> [Requirement] Below is a block of records. Copy every line in it that contains the word "carry".

═════ Records for the exercise

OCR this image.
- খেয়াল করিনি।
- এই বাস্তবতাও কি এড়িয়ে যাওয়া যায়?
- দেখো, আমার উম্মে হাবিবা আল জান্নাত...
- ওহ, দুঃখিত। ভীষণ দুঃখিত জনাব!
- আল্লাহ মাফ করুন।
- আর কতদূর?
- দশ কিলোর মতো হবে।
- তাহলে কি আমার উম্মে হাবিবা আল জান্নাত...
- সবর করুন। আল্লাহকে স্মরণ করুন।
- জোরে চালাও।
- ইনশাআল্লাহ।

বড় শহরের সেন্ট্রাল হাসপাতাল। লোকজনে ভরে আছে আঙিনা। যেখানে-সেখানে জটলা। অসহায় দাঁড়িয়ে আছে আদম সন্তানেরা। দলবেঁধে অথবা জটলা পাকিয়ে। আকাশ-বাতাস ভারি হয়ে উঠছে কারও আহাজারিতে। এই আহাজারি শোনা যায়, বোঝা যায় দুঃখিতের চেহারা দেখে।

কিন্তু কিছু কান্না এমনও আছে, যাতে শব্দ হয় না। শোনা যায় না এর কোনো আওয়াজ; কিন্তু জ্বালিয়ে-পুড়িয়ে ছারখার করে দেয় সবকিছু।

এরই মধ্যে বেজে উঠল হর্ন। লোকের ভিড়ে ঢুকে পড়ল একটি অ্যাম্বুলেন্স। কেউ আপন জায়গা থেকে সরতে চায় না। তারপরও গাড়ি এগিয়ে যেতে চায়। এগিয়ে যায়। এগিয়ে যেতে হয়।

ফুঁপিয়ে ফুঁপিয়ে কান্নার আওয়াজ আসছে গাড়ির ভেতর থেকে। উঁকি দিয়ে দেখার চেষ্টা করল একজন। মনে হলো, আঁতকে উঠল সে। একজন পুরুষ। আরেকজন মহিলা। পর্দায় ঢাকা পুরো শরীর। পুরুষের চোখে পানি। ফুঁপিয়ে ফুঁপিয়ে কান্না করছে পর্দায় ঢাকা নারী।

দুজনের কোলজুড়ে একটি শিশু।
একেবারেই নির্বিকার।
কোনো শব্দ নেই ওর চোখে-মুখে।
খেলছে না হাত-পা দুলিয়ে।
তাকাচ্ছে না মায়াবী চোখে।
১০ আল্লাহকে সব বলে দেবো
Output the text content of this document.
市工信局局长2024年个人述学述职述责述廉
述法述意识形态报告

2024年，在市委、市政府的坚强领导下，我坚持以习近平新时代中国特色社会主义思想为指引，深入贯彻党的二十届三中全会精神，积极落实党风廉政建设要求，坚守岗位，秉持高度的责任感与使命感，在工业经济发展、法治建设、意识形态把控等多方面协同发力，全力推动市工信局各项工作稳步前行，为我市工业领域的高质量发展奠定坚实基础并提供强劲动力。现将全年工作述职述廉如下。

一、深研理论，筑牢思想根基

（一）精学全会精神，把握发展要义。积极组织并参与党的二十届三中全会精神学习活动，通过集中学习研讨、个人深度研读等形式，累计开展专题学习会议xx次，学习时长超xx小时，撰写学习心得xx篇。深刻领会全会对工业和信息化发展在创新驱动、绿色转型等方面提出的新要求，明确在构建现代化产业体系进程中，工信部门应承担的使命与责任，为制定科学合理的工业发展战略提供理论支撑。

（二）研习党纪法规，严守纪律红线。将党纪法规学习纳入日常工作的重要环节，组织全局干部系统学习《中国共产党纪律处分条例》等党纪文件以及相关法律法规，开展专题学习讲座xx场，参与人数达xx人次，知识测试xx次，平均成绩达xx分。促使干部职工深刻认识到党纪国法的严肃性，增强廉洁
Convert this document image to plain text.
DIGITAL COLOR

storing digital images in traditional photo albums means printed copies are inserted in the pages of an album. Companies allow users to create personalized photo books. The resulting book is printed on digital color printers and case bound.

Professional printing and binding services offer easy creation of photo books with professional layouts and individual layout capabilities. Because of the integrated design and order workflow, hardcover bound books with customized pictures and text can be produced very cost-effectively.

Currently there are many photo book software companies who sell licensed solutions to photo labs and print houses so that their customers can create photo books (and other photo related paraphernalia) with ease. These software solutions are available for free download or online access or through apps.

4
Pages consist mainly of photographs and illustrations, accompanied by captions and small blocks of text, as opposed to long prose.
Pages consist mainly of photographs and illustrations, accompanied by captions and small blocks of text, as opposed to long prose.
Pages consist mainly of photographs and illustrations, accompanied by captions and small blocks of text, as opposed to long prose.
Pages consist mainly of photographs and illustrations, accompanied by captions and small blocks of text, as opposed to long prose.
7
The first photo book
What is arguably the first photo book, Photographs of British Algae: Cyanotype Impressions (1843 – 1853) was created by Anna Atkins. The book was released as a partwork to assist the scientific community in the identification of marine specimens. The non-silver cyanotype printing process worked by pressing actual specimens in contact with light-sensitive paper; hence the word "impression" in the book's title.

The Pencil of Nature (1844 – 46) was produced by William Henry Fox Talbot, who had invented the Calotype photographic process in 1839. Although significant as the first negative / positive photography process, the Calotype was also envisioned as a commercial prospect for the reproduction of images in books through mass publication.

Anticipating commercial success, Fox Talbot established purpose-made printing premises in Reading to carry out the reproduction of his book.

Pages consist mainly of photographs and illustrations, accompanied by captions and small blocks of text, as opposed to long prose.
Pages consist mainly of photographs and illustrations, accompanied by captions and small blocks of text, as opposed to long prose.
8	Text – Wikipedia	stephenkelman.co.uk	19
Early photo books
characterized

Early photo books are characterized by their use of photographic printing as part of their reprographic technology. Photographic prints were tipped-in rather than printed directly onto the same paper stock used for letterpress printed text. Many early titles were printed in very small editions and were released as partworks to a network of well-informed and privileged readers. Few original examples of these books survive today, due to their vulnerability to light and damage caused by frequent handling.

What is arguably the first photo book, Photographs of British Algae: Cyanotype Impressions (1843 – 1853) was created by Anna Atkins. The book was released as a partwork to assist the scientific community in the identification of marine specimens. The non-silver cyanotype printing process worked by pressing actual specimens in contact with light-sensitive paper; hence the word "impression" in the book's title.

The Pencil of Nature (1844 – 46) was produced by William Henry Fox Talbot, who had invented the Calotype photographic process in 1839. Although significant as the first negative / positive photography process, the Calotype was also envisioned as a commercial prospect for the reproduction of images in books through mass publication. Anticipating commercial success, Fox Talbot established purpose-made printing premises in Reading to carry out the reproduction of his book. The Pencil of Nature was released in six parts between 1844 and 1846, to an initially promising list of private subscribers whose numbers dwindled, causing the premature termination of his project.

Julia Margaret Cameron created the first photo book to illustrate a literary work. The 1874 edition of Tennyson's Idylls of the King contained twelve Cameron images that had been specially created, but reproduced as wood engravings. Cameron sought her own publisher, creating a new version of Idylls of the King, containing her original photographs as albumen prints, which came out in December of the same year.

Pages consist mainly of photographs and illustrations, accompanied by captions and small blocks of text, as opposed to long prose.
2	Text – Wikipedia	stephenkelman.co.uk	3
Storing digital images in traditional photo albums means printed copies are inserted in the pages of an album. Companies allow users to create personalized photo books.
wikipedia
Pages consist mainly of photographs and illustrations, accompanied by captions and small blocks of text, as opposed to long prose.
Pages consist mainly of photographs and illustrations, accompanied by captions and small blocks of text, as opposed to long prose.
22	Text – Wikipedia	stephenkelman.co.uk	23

══════════

> [Worked answer]
Anticipating commercial success, Fox Talbot established purpose-made printing premises in Reading to carry out the reproduction of his book.
The Pencil of Nature (1844 – 46) was produced by William Henry Fox Talbot, who had invented the Calotype photographic process in 1839. Although significant as the first negative / positive photography process, the Calotype was also envisioned as a commercial prospect for the reproduction of images in books through mass publication. Anticipating commercial success, Fox Talbot established purpose-made printing premises in Reading to carry out the reproduction of his book. The Pencil of Nature was released in six parts between 1844 and 1846, to an initially promising list of private subscribers whose numbers dwindled, causing the premature termination of his project.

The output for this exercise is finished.